**Page text**
=== Begin Enclosure ===
Critical Care Services

CMS clarified the following policies related to billing for critical care services:

  • When medically necessary, critical care services can be furnished concurrently to the same patient on the same day by more than one practitioner representing more than one specialty and can be furnished as split/shared visits.

  • Critical care services may be paid on the same day as other E&M visits if: (1) furnished by the same practitioner or another practitioner in the same group of the same specialty; (2) if the practitioner documents that the other E&M visit was provided prior to the critical care service at a time when the patient did not require critical care; (3) the other E&M visit was medically necessary; and (4) the services are separate and distinct, with no duplicative elements from the critical care service provided later in the day.



  • Critical care services may be billed in addition to a procedure with a global surgical period if the critical care is unrelated to the surgical procedure. Preoperative and/or postoperative critical care may be paid in addition to the procedure if the patient is critically ill (meets the definition of critical care) and requires the full attention of the provider, and the critical care is above and beyond and unrelated to the specific anatomic injury or general surgical procedure performed (e.g., trauma, burn cases).

Teaching Physician Services

In the 2022 MPFS, CMS specified that, if time is used to select an office-based E&M visit level, only the time spent by the teaching physician in qualifying activities, including the time that the teaching physician was present with the resident performing those activities, can be included for purposes of selecting the appropriate visit level. If teaching services are provided utilizing the primary care exception, only medical decision making may be used to select the E&M visit level, since residents may require additional time to perform E&M services.
=== End Enclosure ===
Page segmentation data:
=== Begin Enclosure ===
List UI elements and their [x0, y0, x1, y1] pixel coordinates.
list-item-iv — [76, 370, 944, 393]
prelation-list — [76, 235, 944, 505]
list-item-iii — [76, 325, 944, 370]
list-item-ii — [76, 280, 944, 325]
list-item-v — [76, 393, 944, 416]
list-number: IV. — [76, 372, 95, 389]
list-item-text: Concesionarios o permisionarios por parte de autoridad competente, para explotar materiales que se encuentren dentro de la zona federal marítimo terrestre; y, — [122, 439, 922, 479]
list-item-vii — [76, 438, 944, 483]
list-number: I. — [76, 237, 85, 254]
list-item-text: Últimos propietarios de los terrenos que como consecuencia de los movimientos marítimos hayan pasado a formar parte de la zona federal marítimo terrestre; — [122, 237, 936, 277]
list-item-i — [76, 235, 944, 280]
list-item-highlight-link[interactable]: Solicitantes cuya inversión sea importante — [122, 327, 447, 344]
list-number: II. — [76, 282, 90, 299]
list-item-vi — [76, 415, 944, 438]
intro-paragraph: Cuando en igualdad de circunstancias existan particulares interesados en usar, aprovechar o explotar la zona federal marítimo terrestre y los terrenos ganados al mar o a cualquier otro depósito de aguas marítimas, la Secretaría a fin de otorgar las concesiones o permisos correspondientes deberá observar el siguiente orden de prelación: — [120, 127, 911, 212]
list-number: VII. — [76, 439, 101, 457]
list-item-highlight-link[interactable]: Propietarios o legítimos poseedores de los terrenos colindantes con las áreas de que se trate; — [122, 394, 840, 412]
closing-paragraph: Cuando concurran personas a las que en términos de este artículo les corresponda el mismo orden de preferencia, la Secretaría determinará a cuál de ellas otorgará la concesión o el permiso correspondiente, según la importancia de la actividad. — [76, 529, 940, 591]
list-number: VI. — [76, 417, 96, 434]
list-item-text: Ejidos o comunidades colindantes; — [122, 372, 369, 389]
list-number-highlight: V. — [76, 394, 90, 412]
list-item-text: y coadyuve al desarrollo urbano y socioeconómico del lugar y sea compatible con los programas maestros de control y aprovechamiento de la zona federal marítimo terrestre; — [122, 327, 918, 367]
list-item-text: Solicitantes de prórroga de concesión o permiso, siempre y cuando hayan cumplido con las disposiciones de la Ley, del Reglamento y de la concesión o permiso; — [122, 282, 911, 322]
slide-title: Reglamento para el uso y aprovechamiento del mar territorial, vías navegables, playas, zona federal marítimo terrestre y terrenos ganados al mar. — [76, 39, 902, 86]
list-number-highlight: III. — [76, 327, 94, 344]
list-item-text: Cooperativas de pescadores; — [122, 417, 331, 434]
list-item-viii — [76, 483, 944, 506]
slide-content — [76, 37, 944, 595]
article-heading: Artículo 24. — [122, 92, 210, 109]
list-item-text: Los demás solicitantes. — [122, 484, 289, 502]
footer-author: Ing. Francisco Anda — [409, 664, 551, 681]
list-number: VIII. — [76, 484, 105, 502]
=== End Enclosure ===
**Questions to answer**
• a. According to the CMS billing policy text, what is the only factor that may be used to select the E&M visit level when teaching services are provided under the primary care exception?
• b. Continue the CMS billing policy text from its final sentence.

**Solved tasks**
• a. Only medical decision making may be used.

• b.
Approved Billing for Physician Assistant Services

Prior to 2022, Medicare could not make payments directly to physician assistants (PAs). Beginning January 1, 2022, PAs may bill Medicare directly for their professional services, reassign payment for their professional services, and incorporate with other PAs and bill Medicare for PA services. Services billed directly by PAs will be subject to the standard 15 percent reduction from the physician payment amount.


Continued Expansion of Telehealth Services

CMS has temporarily added numerous procedures to the Medicare list of telehealth services during the COVID-19 pandemic. The 2022 MPFS stipulates that those procedures will remain on this list through 2023 to provide CMS more time to evaluate leaving such services on the Medicare telehealth services list permanently. The 2022 MPFS also extended inclusion of certain cardiac rehabilitation services on the Medicare telehealth services list through the end of 2023 and permanently added a virtual check-in procedure to the list.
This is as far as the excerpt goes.